TASK INSTRUCTIONS: Look over the entries that follow and work out how many lines contain "name". State the number only.

Dataset listings of figures:

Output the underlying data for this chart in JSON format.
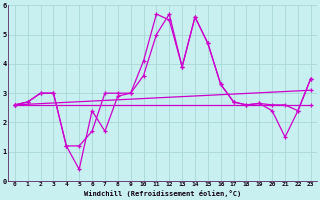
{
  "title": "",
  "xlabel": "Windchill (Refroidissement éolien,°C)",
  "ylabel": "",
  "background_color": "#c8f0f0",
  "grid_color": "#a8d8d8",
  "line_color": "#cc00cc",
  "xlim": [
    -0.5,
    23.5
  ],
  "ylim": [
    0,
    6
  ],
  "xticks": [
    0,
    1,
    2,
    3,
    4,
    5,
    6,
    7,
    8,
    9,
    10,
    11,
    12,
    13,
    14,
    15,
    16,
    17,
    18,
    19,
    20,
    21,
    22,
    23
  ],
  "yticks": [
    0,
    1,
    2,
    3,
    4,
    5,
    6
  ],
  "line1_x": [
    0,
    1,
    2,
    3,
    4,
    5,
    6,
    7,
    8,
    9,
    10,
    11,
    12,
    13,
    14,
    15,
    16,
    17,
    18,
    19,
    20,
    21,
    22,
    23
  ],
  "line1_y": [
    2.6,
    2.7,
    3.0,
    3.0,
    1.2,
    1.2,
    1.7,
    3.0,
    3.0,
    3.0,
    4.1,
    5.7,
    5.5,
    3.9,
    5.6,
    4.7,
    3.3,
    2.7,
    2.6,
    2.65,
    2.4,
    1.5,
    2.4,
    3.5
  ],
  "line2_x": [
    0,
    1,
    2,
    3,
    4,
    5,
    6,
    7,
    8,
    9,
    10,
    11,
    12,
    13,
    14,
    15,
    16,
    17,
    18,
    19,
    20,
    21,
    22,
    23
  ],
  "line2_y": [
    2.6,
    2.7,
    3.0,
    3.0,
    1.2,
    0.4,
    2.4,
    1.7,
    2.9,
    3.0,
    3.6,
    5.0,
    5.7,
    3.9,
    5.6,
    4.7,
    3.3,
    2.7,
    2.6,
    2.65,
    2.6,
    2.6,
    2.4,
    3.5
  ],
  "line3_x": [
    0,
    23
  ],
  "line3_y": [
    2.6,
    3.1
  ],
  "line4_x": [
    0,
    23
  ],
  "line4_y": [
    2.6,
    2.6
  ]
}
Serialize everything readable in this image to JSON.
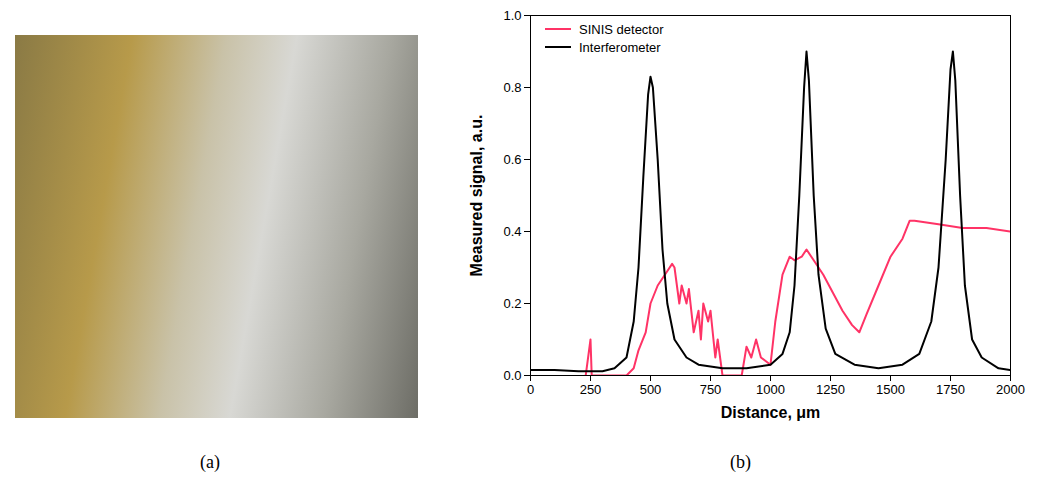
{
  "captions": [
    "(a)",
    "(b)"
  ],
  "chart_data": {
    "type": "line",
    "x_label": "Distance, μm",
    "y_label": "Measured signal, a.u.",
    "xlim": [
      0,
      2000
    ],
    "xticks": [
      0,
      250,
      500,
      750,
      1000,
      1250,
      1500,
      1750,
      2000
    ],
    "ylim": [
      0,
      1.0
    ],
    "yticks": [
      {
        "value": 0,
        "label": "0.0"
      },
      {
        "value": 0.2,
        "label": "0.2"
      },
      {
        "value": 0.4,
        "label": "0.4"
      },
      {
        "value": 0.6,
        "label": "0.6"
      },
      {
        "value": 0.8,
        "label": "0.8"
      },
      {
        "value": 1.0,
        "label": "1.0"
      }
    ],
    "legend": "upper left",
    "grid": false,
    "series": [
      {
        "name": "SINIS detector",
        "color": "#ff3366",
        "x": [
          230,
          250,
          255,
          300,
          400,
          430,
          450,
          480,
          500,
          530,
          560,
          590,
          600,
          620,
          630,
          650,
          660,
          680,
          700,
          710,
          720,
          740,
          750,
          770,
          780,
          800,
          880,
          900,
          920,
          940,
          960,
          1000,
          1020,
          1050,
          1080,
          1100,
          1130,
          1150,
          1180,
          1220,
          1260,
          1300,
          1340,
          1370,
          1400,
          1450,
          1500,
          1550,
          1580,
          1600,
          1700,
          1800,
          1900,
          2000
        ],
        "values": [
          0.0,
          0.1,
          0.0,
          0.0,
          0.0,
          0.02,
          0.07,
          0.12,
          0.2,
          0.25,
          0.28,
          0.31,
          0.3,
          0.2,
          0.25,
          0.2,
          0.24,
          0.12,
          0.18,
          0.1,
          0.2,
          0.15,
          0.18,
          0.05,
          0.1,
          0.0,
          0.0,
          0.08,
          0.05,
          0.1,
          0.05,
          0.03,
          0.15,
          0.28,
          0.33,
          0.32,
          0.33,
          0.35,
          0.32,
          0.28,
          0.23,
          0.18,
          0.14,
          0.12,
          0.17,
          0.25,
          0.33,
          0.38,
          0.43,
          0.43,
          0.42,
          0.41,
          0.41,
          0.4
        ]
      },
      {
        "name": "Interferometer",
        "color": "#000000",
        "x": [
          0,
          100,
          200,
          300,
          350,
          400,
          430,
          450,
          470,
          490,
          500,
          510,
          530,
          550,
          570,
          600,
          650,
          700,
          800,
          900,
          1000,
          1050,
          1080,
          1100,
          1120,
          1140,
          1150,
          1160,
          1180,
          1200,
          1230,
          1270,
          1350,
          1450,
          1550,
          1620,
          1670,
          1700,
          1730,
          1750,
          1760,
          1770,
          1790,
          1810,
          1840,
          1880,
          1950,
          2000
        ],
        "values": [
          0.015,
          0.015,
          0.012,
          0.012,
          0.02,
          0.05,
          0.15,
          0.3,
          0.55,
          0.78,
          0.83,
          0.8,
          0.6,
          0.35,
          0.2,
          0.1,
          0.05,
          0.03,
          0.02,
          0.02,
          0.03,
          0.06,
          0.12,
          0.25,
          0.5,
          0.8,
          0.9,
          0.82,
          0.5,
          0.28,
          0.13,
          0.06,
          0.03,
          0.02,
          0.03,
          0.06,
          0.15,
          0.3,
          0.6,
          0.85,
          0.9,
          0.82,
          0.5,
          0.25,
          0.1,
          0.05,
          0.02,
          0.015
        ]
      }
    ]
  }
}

--

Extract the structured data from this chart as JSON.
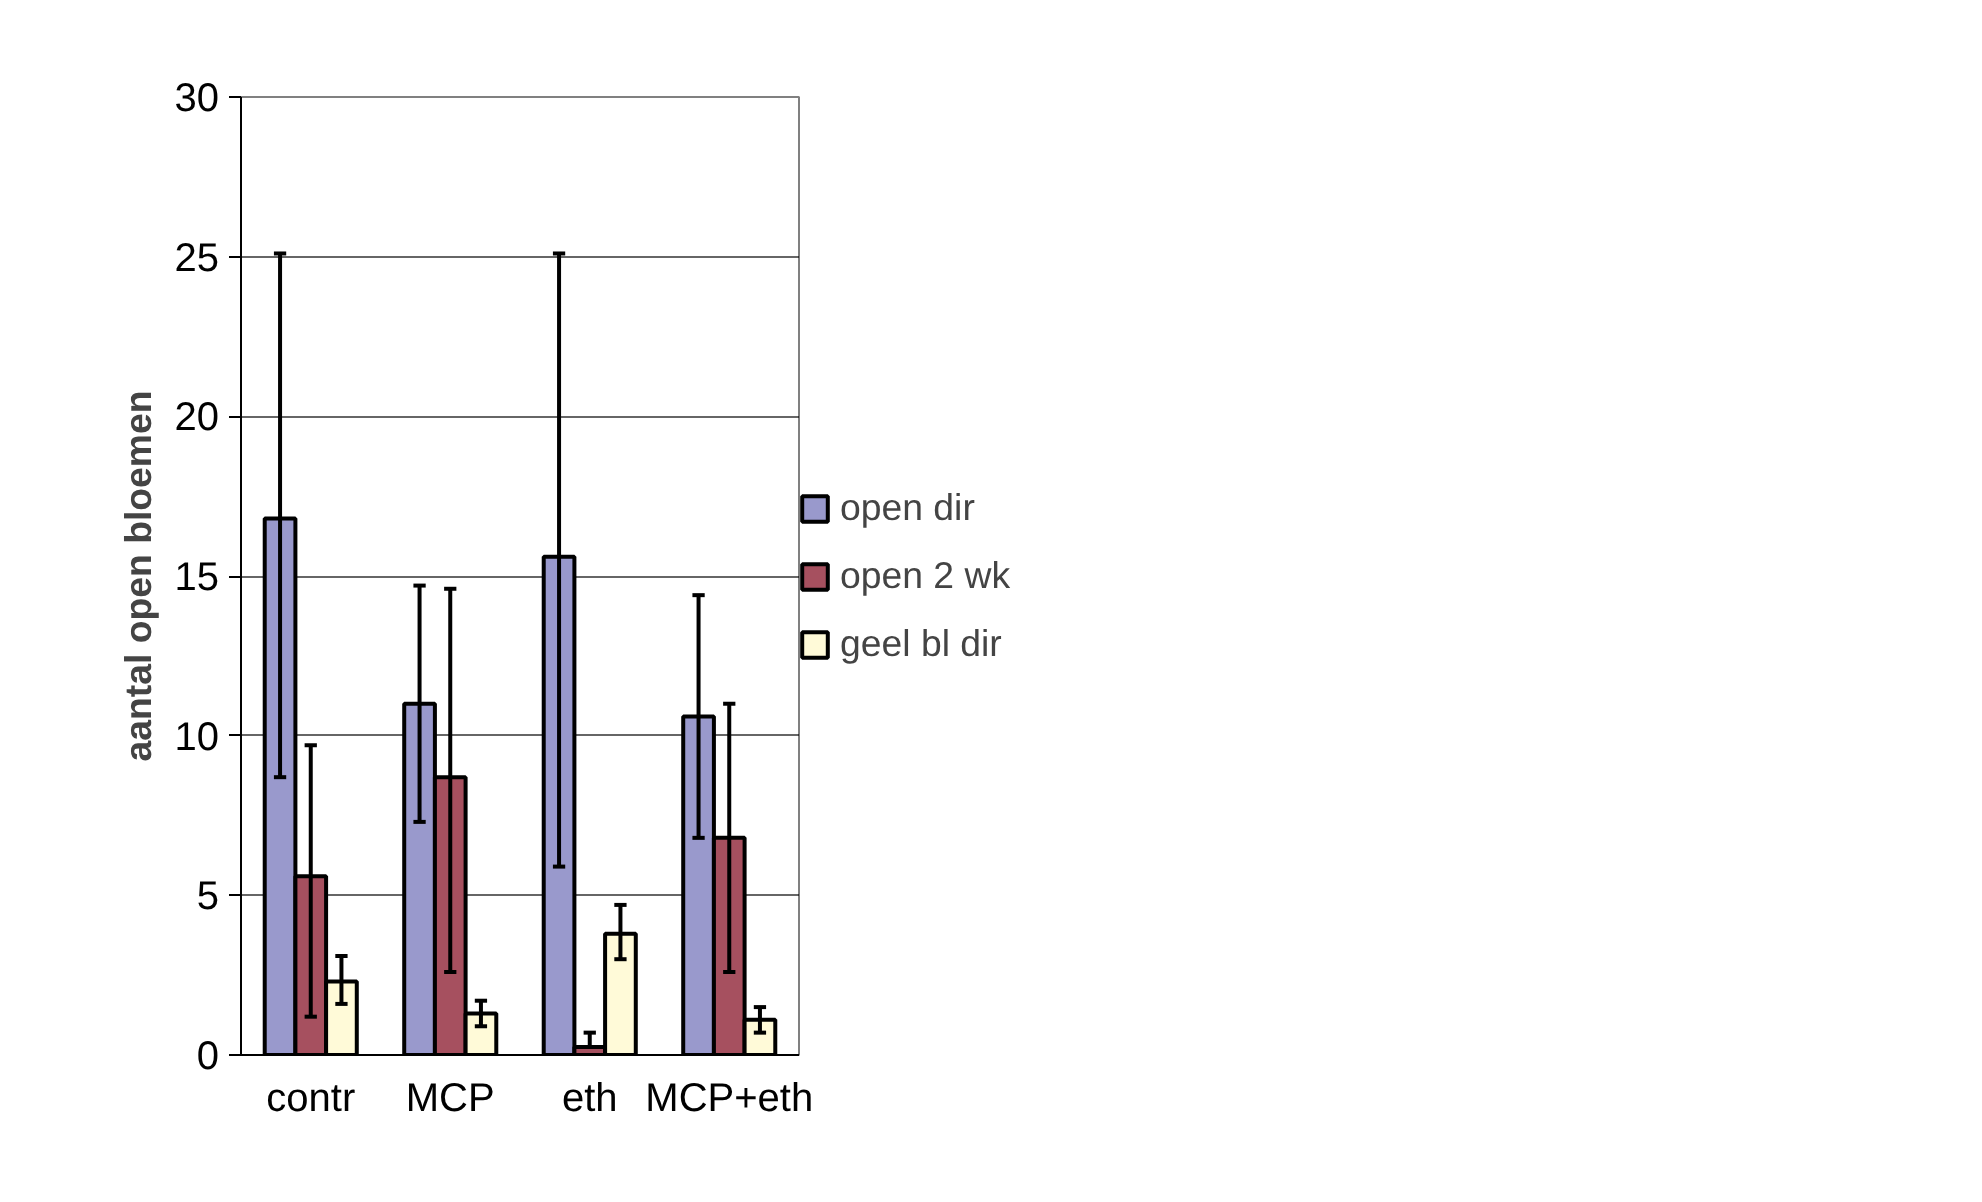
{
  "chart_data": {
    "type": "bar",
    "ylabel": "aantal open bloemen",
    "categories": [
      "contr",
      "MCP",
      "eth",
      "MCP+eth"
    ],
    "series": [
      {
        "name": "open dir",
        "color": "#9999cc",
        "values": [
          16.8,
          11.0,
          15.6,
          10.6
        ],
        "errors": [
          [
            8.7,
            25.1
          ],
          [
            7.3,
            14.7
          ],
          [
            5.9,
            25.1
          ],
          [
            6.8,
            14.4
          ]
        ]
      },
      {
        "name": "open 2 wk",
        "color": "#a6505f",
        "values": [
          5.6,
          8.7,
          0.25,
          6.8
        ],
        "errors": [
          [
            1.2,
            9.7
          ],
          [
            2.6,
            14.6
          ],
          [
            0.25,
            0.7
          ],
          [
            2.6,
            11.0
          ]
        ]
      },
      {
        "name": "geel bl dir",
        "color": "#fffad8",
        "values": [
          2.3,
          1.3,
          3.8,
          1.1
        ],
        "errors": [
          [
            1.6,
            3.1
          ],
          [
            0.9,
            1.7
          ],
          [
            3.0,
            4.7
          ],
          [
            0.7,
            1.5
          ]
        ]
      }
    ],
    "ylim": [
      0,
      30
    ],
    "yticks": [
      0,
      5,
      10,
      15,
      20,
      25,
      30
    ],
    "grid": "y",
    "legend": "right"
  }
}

...

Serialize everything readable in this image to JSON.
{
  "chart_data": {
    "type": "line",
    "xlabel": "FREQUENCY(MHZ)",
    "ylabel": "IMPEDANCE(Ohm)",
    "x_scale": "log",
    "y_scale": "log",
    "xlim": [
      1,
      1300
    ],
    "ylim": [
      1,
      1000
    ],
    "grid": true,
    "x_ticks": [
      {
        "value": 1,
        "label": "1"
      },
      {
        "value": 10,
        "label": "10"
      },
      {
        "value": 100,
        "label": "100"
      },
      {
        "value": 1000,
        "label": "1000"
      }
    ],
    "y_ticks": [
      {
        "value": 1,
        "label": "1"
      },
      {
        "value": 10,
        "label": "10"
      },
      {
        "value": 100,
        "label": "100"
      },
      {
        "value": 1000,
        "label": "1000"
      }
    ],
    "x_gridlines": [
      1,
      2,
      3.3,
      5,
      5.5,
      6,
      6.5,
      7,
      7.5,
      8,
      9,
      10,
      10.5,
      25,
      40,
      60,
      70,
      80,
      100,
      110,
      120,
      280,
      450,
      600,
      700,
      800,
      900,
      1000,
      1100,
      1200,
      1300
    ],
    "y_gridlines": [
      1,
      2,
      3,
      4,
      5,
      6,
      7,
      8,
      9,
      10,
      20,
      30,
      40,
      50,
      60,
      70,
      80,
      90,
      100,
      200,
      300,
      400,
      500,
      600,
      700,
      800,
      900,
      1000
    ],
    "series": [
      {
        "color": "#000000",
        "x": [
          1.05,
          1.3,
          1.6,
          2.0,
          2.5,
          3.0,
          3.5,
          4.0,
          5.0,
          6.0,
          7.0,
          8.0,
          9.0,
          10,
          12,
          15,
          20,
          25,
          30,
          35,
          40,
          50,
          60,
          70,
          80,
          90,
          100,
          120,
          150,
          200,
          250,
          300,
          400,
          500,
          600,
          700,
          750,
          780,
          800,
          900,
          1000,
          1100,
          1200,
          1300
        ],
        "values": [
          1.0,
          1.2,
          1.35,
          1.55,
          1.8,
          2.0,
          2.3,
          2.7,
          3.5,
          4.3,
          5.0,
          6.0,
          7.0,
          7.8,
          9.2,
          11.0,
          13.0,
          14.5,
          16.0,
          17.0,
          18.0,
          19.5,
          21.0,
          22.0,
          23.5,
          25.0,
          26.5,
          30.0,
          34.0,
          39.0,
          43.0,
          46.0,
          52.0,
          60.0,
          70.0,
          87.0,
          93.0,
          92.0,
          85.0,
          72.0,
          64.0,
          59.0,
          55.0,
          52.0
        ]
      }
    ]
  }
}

EXERCISE RESULT: 5